Minggu, 16 Mei 2010

Generasi Muda Penerus bangsa

Sering kita mendengar atau membaca pernyataan begini: generasi muda adalah penerus bangsa. Pernyataan seperti ini sering keluar dari mulut seorang tokoh publik. Biasanya itu diucapkan ketika memperingati peristiwa sejarah berkaitan dengan peran generasi muda. Pertanyaannya: apa benar generasi muda penerus bangsa?
Kalau asumsinya bahwa generasi muda sekarang pastilah kelak berperilaku baik dan berkeinginan mempertahankan kelangsungan hidup berbangsa, pernyataan itu bisa jadi benar. Tapi, kenyataannya, yang disebut generasi muda itu tidaklah tunggal dan statis. Aspirasi dan keinginan mereka bisa saja berkembang seiring perjalanannya. Sikapnya terhadap bangsa pun bisa saja berubah. Misalnya, sebagai individu atau kelompok, ada bagian dari generasi muda sekarang yang merasa bangsa yang sekarang tak perlu diteruskan.
Tapi, kenapa hal itu bisa mungkin? Pertama, jika sebagian generasi muda merasa bahwa kebijakan pembangunan yang berlangsung sekarang telah menempatkan mereka pada posisi yang diperlakukan secara tidak adil, alias didiskriminasi. Kedua, sebagian generasi muda merasa bahwa hukum telah diberlakukan secara tidak sama. Buat orang kaya dan berpunya, hukum bisa terasa lunak. Sementara buat mereka yang miskin dan tak punya apa-apa hukum diperlakukan secara keras.

-*-

* Tujuan 1 *
Dalam teks tentang generasi muda sebagai penerus bangsa, kapan pernyataan "generasi muda adalah penerus bangsa" biasanya diucapkan?
* Tujuan 2 *
Lanjutkan teks tentang generasi muda sebagai penerus bangsa mulai dari kalimat terakhirnya.

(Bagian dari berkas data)
-*-

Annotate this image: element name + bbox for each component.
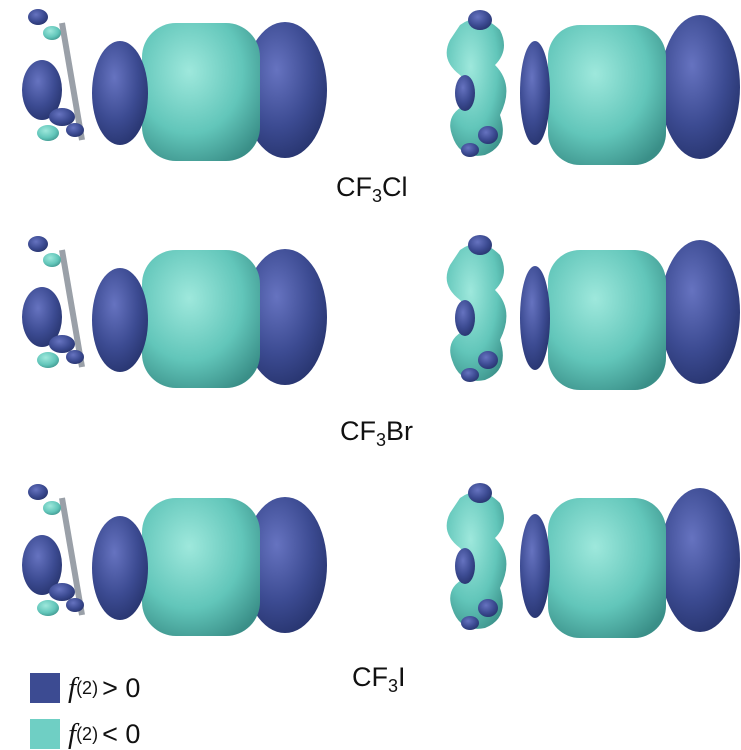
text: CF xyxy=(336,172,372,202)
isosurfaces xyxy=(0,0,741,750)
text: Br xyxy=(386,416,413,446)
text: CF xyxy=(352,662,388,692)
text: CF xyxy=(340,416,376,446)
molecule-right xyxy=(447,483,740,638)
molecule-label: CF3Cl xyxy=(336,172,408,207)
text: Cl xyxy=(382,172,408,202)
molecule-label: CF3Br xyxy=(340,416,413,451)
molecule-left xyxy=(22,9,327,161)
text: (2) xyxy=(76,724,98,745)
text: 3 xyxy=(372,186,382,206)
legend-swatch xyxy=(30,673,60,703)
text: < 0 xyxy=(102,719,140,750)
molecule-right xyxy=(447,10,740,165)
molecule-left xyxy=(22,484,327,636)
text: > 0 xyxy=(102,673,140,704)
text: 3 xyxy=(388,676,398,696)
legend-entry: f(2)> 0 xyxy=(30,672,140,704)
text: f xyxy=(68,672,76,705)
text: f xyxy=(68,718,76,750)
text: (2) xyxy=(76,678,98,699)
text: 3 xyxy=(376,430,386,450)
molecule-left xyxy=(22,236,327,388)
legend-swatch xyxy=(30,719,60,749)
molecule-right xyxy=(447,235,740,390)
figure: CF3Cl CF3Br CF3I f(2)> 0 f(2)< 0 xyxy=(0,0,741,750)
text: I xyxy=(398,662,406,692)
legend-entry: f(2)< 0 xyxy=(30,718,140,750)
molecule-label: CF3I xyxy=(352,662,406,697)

-*-

* Jawaban Latihan 1 *
Biasanya pernyataan itu diucapkan ketika memperingati peristiwa sejarah yang berkaitan dengan peran generasi muda.

* Jawaban Latihan 2 *
Dalam kaitan itu, sebagian generasi muda merasa hidup berbangsa dalam payung negara Indonesia ternyata bukan buat mereka. Negara ternyata hanya melayani sebagian anak bangsa, tapi bukan mereka. Generasi muda yang merasa seperti ini bisa jadi akan memilih sikap bahwa bangsa dan negara Indonesia ini tak layak dipertahankan. Mereka merasa lebih baik membuat atau membangun bangsa dan negara sendiri.
Sikap lebih lunak dari itu adalah melakukan tindak kriminal, mengganggu keamanan dan ketenangan masyarakat atau bahkan menjadi teroris.
Karena itu, pernyataan di atas sekadar retoris sifatnya bahkan omong-kosong jika tidak diikuti oleh perbuatan yang mengarah pada pengembangan hidup berbangsa dan bernegara yang berkeadilan. Pernyataan itu bisa jatuh sekadar menjadi ideologi untuk menutupi realitas ketidak-adilan yang terjadi dalam hidup berbangsa.
Pesan buat mereka yang suka mengumbar pernyataan-pernyataan semacam, baiklah kiranya jika perhatian dan kerja diarahkan pada pengembangan hidup bersama yang berkeadilan dan jauh dari diskriminasi. Mengulang-ulang sesuatu yang kosong bukan tidak mungkin malah memunculkan sesuatu yang tidak diinginkan, misalnya rasa muak pada generasi muda melihat perilaku elite dan tokoh politik yang cuma bisa memprovokasi dan menghasut – tapi tidak melakukan sesuatu yang nyata.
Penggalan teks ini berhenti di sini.